Stored data entries

— Begin —

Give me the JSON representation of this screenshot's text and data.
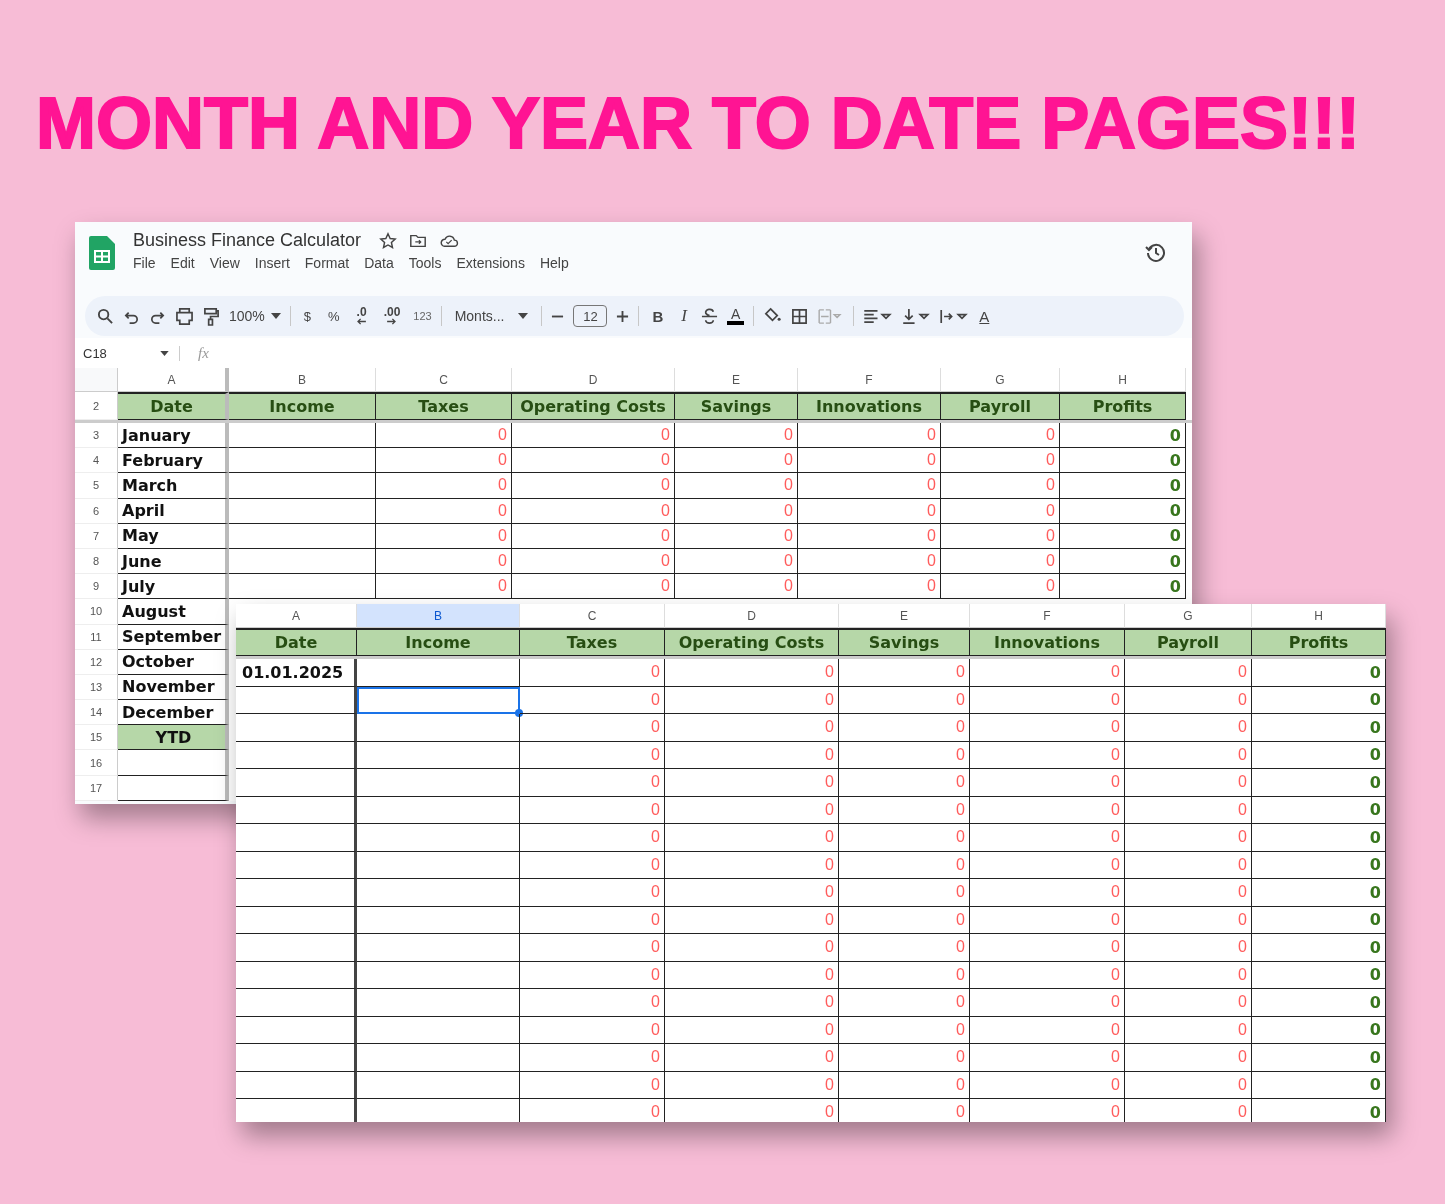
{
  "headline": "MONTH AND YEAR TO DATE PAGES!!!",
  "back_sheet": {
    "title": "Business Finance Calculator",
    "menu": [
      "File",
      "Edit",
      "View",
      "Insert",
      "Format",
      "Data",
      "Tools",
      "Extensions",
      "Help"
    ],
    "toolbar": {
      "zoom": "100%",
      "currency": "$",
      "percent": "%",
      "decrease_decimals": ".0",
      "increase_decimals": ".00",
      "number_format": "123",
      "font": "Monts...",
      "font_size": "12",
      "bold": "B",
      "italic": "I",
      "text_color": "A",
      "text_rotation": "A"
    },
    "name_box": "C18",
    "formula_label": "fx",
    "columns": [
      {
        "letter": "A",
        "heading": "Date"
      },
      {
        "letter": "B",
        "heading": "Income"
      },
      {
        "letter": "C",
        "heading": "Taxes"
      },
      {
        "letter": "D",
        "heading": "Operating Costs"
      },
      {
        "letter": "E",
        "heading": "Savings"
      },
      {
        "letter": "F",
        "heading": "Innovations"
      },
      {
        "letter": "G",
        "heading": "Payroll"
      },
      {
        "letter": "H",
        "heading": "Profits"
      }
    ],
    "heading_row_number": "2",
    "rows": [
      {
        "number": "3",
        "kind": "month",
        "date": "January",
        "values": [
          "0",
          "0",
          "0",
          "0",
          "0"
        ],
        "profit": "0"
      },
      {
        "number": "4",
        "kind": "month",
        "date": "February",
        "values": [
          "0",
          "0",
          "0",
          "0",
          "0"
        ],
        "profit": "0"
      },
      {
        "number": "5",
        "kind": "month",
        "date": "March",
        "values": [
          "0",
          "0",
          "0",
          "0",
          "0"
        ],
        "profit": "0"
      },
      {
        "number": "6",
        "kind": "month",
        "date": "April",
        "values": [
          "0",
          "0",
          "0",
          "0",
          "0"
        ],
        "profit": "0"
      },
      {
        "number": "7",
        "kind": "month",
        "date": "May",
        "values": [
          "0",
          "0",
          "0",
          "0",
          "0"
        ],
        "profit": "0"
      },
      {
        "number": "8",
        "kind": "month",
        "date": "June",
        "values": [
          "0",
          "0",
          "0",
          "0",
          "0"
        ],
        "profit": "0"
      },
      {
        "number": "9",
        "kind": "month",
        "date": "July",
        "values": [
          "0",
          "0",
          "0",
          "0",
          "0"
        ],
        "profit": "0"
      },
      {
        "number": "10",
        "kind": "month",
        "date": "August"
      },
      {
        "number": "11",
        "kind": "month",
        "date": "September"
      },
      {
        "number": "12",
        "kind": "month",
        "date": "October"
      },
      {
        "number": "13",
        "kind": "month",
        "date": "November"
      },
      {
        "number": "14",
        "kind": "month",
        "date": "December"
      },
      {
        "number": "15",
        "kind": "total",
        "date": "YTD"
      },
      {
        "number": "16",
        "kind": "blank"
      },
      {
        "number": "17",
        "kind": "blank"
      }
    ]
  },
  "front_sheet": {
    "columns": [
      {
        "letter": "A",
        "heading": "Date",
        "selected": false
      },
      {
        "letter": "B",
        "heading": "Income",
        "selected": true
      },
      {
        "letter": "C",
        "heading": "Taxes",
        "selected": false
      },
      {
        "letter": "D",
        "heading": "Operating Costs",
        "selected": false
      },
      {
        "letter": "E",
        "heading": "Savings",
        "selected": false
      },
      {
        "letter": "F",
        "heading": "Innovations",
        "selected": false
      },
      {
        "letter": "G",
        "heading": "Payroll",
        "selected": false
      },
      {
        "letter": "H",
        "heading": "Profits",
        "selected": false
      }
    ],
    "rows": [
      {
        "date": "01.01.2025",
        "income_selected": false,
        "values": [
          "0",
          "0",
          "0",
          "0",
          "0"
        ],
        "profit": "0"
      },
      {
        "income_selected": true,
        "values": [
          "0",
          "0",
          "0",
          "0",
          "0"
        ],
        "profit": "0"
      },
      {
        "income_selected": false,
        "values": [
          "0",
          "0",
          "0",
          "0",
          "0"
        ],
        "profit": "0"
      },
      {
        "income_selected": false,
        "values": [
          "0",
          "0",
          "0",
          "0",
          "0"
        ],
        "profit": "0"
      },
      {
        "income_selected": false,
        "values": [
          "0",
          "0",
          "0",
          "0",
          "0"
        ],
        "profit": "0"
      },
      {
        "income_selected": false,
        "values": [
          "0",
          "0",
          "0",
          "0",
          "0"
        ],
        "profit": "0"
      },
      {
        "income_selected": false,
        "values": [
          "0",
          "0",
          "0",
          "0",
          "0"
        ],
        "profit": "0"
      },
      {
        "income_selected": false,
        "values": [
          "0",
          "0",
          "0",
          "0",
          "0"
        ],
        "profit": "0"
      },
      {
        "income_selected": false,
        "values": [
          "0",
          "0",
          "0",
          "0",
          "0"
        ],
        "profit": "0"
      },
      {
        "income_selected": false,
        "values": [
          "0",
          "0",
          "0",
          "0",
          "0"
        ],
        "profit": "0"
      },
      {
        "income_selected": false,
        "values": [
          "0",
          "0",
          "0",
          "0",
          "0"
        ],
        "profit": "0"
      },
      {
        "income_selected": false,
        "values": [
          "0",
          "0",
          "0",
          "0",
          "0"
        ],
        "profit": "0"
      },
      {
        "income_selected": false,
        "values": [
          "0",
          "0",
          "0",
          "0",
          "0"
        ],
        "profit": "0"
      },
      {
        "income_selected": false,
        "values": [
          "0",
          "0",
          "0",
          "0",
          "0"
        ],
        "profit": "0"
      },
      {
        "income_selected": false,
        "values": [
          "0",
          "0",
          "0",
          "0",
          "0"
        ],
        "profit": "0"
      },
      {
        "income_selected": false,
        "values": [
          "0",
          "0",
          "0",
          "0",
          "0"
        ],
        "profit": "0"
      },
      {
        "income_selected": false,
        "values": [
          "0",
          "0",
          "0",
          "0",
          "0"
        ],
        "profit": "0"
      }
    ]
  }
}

— End —
— Begin —

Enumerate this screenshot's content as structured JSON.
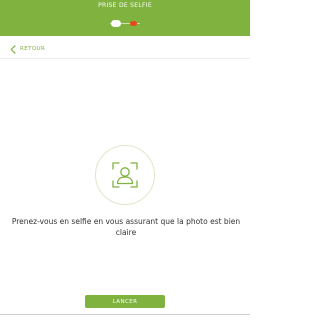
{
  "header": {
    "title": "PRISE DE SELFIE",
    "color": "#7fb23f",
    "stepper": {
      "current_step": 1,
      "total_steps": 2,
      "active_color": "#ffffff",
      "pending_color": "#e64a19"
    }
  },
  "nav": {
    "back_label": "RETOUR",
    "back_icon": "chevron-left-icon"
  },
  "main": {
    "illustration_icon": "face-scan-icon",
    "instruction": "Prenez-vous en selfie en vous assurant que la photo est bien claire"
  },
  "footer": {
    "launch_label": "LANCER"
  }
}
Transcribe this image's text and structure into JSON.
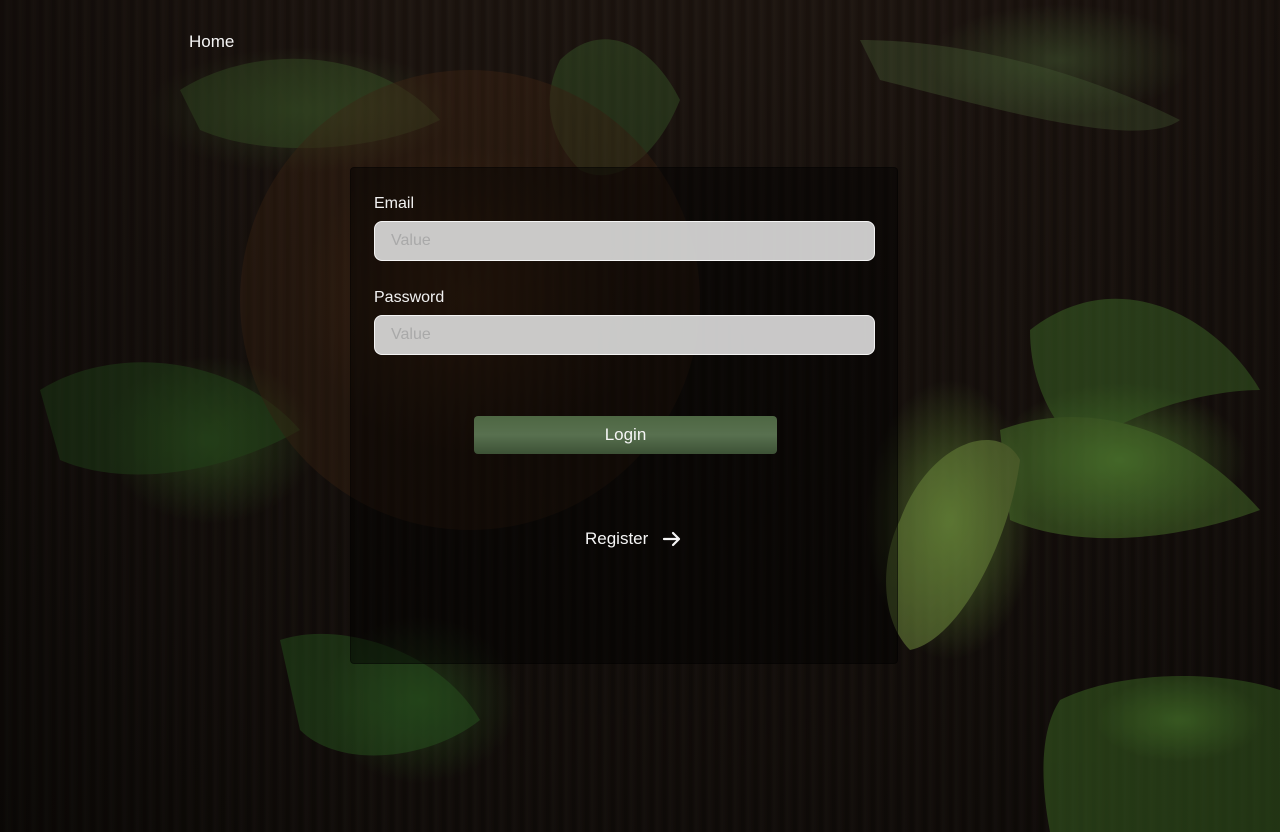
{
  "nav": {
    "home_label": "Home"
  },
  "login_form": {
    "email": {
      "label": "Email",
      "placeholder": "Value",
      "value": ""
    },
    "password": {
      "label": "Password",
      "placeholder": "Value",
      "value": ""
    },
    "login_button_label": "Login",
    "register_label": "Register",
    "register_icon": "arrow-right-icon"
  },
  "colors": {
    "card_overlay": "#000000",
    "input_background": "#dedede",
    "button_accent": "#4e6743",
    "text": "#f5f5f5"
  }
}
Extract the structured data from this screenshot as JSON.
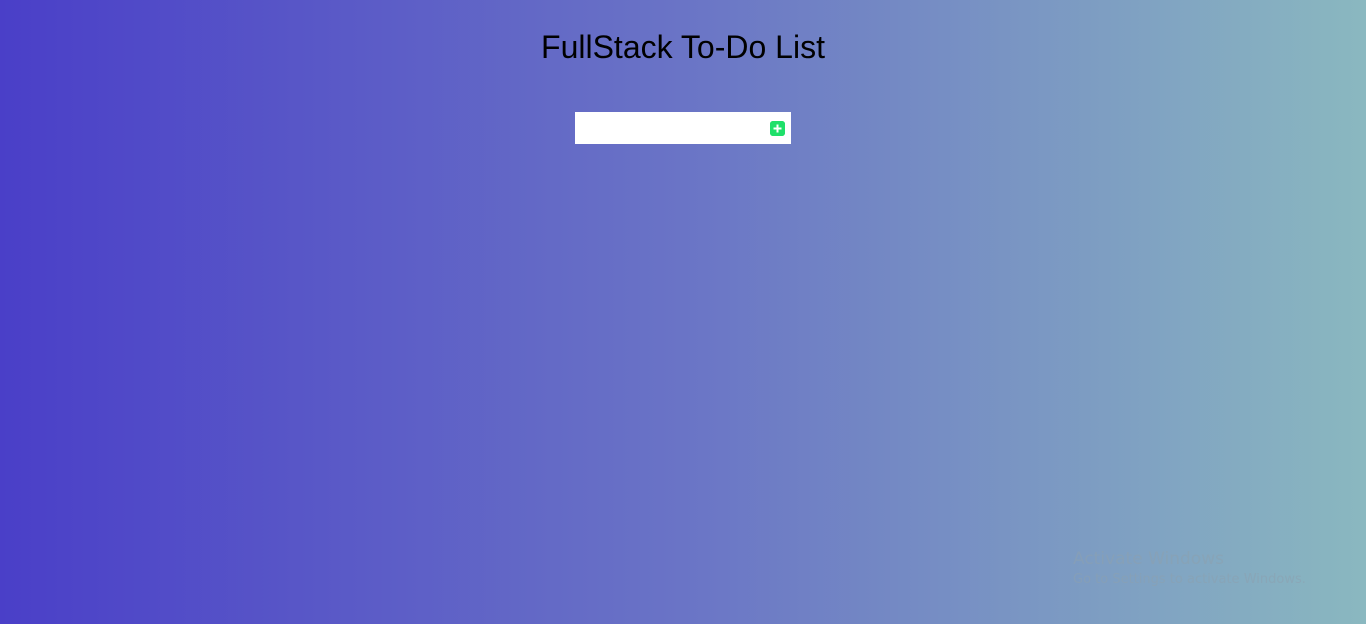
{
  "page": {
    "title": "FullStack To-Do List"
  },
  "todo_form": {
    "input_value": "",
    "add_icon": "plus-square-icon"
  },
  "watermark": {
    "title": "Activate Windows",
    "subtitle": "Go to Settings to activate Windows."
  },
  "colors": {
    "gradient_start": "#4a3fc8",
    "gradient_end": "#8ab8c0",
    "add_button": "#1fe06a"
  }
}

— End —

AIM
Where a line holds "Innovations", copy that line.

OUTPUT FOR THIS EXERCISE
        "heading": "Innovations"
        "heading": "Innovations",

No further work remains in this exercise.